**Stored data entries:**

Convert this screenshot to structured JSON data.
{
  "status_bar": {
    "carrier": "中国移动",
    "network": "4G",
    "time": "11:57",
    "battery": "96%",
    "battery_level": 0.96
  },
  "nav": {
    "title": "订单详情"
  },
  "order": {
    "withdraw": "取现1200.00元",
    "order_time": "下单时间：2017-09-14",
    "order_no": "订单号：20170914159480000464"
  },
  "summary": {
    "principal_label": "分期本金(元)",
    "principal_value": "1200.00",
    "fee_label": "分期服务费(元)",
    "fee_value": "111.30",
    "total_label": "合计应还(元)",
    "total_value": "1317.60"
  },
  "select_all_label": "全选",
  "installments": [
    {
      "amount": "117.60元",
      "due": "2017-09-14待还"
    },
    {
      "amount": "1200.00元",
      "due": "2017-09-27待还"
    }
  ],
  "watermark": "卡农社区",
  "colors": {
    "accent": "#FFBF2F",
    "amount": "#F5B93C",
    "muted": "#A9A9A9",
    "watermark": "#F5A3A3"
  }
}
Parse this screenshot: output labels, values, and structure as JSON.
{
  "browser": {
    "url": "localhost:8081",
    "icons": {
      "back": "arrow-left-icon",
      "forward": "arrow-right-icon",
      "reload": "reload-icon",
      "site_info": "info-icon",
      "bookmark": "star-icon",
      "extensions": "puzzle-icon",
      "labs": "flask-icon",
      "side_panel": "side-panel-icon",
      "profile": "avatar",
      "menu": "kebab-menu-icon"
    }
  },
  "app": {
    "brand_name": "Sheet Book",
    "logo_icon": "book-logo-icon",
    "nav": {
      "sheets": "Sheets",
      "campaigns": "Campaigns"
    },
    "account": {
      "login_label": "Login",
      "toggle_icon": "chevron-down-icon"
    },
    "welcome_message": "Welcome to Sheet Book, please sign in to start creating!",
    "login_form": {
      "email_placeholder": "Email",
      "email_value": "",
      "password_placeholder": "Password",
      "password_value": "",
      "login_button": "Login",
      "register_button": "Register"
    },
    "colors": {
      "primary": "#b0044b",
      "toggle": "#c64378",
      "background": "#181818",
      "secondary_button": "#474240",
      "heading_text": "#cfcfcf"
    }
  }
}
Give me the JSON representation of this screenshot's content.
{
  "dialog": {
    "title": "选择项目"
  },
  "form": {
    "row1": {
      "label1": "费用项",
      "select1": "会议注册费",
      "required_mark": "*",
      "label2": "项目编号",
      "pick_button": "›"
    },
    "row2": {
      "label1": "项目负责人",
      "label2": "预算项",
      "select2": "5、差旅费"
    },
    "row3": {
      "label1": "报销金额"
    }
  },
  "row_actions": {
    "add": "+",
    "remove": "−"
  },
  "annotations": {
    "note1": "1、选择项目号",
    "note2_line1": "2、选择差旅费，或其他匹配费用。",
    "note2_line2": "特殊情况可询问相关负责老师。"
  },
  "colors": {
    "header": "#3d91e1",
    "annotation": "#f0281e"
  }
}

**Task brief:** Give the number of lines in the listing above that hold the string "amount", with nothing else.

**Complete output:** 3